▸ **TASK DETAILS**
Scan the lines below for the word "this". Copy each line you find it in.

Recorded data:
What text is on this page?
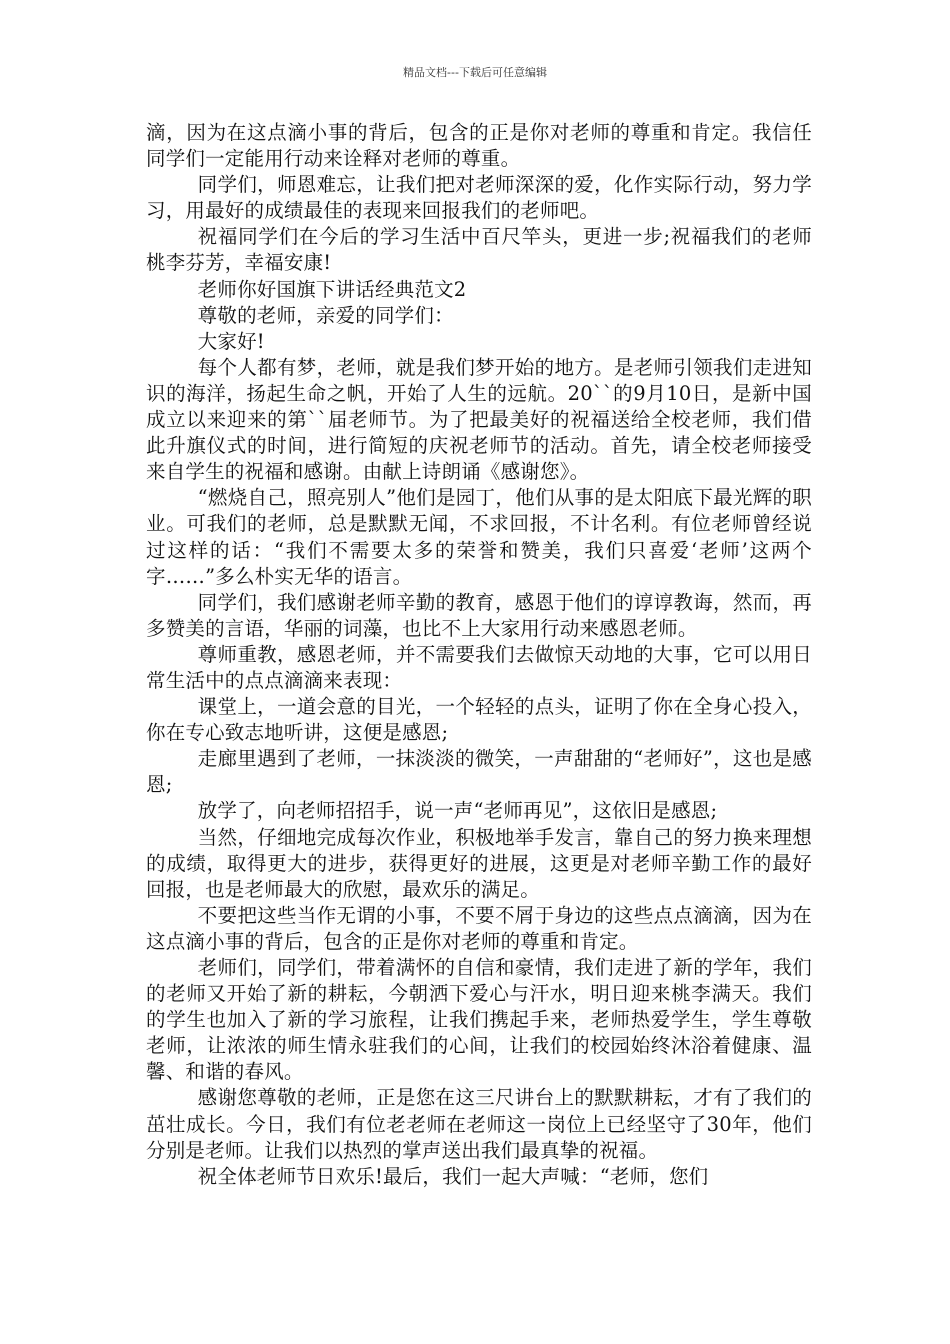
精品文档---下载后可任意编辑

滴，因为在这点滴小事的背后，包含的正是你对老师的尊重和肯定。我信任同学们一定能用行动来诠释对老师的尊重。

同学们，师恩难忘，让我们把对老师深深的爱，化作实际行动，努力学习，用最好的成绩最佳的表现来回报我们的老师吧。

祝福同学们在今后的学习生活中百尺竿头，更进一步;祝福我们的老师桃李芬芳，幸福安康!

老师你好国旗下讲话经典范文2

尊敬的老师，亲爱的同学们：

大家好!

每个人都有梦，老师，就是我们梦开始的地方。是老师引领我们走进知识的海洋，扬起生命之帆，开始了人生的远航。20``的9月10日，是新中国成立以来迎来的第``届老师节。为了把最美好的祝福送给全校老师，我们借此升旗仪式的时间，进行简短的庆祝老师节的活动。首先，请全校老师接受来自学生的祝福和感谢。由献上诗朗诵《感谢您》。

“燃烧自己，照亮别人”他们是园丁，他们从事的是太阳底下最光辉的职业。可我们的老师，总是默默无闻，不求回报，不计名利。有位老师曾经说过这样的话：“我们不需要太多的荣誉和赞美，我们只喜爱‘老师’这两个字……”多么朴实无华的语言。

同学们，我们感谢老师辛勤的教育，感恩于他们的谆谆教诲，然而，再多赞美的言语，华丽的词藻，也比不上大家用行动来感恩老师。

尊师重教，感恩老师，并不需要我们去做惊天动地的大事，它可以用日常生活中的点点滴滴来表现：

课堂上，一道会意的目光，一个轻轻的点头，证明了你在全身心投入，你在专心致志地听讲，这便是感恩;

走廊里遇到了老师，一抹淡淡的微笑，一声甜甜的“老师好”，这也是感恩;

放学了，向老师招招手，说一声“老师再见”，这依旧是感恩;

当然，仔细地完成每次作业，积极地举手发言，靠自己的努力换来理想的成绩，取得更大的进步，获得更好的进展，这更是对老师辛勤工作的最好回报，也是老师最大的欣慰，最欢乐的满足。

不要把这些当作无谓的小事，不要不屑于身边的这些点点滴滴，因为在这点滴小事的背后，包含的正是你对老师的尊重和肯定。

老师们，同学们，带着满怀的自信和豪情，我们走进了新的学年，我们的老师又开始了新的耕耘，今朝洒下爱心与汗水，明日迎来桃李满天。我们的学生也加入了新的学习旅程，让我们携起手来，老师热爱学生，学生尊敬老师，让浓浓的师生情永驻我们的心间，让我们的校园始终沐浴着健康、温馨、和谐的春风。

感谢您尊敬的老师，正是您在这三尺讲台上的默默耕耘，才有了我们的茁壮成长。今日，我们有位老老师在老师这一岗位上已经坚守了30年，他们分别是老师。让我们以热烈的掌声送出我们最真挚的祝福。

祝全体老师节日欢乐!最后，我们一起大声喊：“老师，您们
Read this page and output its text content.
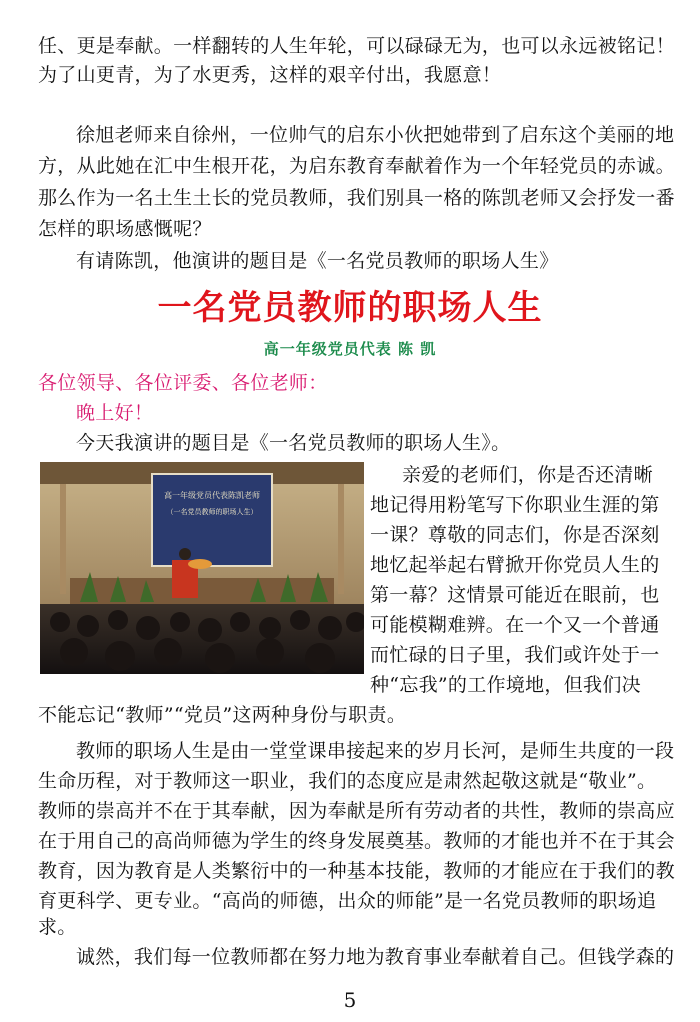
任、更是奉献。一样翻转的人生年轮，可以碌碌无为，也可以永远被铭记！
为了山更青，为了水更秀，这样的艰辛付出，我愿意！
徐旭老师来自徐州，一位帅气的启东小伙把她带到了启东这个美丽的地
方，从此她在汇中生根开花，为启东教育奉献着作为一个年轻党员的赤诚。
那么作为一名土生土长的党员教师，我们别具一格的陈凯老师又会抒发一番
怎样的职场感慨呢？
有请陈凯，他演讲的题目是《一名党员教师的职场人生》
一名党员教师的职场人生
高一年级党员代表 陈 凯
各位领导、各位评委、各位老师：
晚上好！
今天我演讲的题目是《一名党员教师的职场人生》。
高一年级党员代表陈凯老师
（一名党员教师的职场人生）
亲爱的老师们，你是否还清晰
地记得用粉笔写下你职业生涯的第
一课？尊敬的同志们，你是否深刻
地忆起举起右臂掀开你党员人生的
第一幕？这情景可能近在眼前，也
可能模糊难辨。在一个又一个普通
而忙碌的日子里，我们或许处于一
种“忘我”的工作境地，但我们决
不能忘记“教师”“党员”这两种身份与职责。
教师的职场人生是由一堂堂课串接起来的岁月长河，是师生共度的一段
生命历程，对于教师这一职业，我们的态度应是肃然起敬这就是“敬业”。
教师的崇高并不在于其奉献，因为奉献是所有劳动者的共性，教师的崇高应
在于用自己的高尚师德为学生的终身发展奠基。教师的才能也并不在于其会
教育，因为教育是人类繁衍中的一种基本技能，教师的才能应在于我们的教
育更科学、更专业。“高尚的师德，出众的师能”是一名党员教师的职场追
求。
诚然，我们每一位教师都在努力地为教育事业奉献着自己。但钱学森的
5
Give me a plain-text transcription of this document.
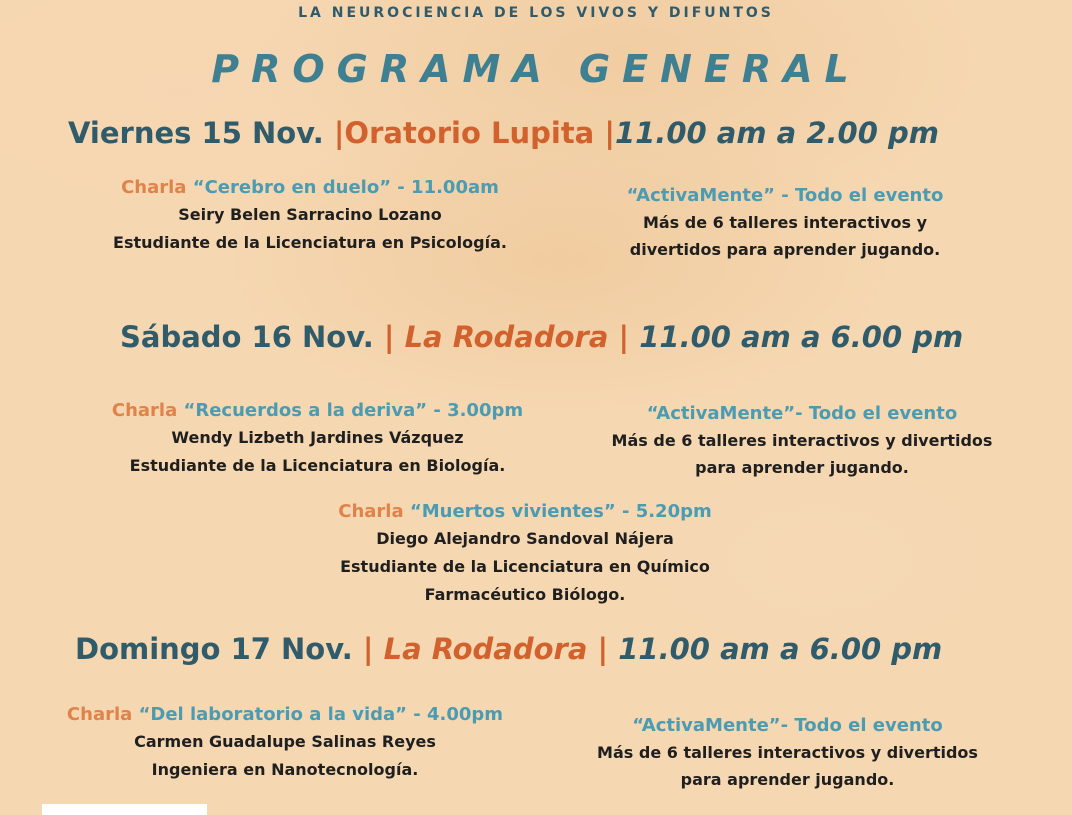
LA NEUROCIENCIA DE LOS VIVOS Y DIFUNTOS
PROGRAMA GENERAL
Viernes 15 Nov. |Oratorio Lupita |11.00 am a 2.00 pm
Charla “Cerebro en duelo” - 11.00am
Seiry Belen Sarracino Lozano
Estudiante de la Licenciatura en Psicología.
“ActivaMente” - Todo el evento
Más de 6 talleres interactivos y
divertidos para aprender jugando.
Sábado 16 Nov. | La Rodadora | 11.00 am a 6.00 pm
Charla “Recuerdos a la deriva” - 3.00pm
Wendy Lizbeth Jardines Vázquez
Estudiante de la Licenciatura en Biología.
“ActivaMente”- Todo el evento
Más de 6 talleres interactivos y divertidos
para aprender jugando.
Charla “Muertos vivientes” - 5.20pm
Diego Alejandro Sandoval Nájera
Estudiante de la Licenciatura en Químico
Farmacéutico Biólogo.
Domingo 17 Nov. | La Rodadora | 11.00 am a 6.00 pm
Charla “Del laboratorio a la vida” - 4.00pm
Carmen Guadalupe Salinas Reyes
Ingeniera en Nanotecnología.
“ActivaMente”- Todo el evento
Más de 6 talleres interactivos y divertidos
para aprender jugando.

▸ **THE ANSWER**
What text is on this page?
Read this page and output its text content.
Give me a plain-text transcription of this document.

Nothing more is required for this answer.